Dataset items
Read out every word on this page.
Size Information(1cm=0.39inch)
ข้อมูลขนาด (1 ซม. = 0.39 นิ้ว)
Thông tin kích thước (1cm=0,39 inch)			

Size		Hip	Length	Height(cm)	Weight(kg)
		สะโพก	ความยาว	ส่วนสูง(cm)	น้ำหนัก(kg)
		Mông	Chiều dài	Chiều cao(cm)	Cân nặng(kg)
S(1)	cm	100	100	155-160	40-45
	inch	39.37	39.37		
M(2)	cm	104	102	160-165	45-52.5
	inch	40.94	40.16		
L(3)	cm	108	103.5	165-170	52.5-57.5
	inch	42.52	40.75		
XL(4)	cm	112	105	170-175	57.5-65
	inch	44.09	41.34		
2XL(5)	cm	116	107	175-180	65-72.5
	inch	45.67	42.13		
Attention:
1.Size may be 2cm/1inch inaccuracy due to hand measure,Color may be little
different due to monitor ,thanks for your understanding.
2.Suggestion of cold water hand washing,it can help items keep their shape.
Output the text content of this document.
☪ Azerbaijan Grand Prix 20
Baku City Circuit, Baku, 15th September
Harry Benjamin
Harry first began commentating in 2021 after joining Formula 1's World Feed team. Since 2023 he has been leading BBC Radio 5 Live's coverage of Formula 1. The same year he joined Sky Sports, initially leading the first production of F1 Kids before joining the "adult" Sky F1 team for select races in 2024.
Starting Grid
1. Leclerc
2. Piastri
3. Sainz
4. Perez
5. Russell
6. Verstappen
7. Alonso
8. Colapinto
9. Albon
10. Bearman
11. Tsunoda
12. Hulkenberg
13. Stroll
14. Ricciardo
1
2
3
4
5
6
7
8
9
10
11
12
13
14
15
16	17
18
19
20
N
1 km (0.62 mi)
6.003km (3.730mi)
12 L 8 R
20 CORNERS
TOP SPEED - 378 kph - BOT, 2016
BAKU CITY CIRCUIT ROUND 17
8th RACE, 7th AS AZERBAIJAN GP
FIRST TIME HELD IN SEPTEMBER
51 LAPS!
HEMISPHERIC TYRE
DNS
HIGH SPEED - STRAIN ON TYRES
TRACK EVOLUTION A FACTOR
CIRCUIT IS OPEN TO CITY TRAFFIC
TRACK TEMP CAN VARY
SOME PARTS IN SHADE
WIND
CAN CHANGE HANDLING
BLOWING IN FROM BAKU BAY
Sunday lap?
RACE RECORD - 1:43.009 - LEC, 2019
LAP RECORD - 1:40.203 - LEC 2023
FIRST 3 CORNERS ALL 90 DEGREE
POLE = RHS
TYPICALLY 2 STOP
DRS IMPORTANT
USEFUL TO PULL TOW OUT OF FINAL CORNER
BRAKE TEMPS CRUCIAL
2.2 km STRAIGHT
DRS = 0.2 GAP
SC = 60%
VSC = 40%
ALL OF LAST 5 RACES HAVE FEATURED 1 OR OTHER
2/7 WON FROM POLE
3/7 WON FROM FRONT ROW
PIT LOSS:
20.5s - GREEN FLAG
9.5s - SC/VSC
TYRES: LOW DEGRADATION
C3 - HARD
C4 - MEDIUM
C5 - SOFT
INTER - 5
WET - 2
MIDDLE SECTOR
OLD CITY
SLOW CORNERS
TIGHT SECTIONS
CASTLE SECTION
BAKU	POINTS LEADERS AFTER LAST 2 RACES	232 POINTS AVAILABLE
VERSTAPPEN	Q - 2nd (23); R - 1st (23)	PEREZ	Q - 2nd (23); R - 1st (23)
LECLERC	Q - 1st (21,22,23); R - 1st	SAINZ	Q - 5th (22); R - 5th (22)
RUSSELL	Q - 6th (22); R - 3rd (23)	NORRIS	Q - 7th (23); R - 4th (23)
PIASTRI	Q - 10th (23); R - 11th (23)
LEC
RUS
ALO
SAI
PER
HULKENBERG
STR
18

■ REQUIREMENTS
Copy out each record exactly as given, omitting none.

■ RESPONSE TO THE EXERCISE
Read out every word on this page.
Size Information(1cm=0.39inch)
ข้อมูลขนาด (1 ซม. = 0.39 นิ้ว)
Thông tin kích thước (1cm=0,39 inch)			

Size		Hip	Length	Height(cm)	Weight(kg)
		สะโพก	ความยาว	ส่วนสูง(cm)	น้ำหนัก(kg)
		Mông	Chiều dài	Chiều cao(cm)	Cân nặng(kg)
S(1)	cm	100	100	155-160	40-45
	inch	39.37	39.37		
M(2)	cm	104	102	160-165	45-52.5
	inch	40.94	40.16		
L(3)	cm	108	103.5	165-170	52.5-57.5
	inch	42.52	40.75		
XL(4)	cm	112	105	170-175	57.5-65
	inch	44.09	41.34		
2XL(5)	cm	116	107	175-180	65-72.5
	inch	45.67	42.13		
Attention:
1.Size may be 2cm/1inch inaccuracy due to hand measure,Color may be little
different due to monitor ,thanks for your understanding.
2.Suggestion of cold water hand washing,it can help items keep their shape.
Output the text content of this document.
☪ Azerbaijan Grand Prix 20
Baku City Circuit, Baku, 15th September
Harry Benjamin
Harry first began commentating in 2021 after joining Formula 1's World Feed team. Since 2023 he has been leading BBC Radio 5 Live's coverage of Formula 1. The same year he joined Sky Sports, initially leading the first production of F1 Kids before joining the "adult" Sky F1 team for select races in 2024.
Starting Grid
1. Leclerc
2. Piastri
3. Sainz
4. Perez
5. Russell
6. Verstappen
7. Alonso
8. Colapinto
9. Albon
10. Bearman
11. Tsunoda
12. Hulkenberg
13. Stroll
14. Ricciardo
1
2
3
4
5
6
7
8
9
10
11
12
13
14
15
16	17
18
19
20
N
1 km (0.62 mi)
6.003km (3.730mi)
12 L 8 R
20 CORNERS
TOP SPEED - 378 kph - BOT, 2016
BAKU CITY CIRCUIT ROUND 17
8th RACE, 7th AS AZERBAIJAN GP
FIRST TIME HELD IN SEPTEMBER
51 LAPS!
HEMISPHERIC TYRE
DNS
HIGH SPEED - STRAIN ON TYRES
TRACK EVOLUTION A FACTOR
CIRCUIT IS OPEN TO CITY TRAFFIC
TRACK TEMP CAN VARY
SOME PARTS IN SHADE
WIND
CAN CHANGE HANDLING
BLOWING IN FROM BAKU BAY
Sunday lap?
RACE RECORD - 1:43.009 - LEC, 2019
LAP RECORD - 1:40.203 - LEC 2023
FIRST 3 CORNERS ALL 90 DEGREE
POLE = RHS
TYPICALLY 2 STOP
DRS IMPORTANT
USEFUL TO PULL TOW OUT OF FINAL CORNER
BRAKE TEMPS CRUCIAL
2.2 km STRAIGHT
DRS = 0.2 GAP
SC = 60%
VSC = 40%
ALL OF LAST 5 RACES HAVE FEATURED 1 OR OTHER
2/7 WON FROM POLE
3/7 WON FROM FRONT ROW
PIT LOSS:
20.5s - GREEN FLAG
9.5s - SC/VSC
TYRES: LOW DEGRADATION
C3 - HARD
C4 - MEDIUM
C5 - SOFT
INTER - 5
WET - 2
MIDDLE SECTOR
OLD CITY
SLOW CORNERS
TIGHT SECTIONS
CASTLE SECTION
BAKU	POINTS LEADERS AFTER LAST 2 RACES	232 POINTS AVAILABLE
VERSTAPPEN	Q - 2nd (23); R - 1st (23)	PEREZ	Q - 2nd (23); R - 1st (23)
LECLERC	Q - 1st (21,22,23); R - 1st	SAINZ	Q - 5th (22); R - 5th (22)
RUSSELL	Q - 6th (22); R - 3rd (23)	NORRIS	Q - 7th (23); R - 4th (23)
PIASTRI	Q - 10th (23); R - 11th (23)
LEC
RUS
ALO
SAI
PER
HULKENBERG
STR
18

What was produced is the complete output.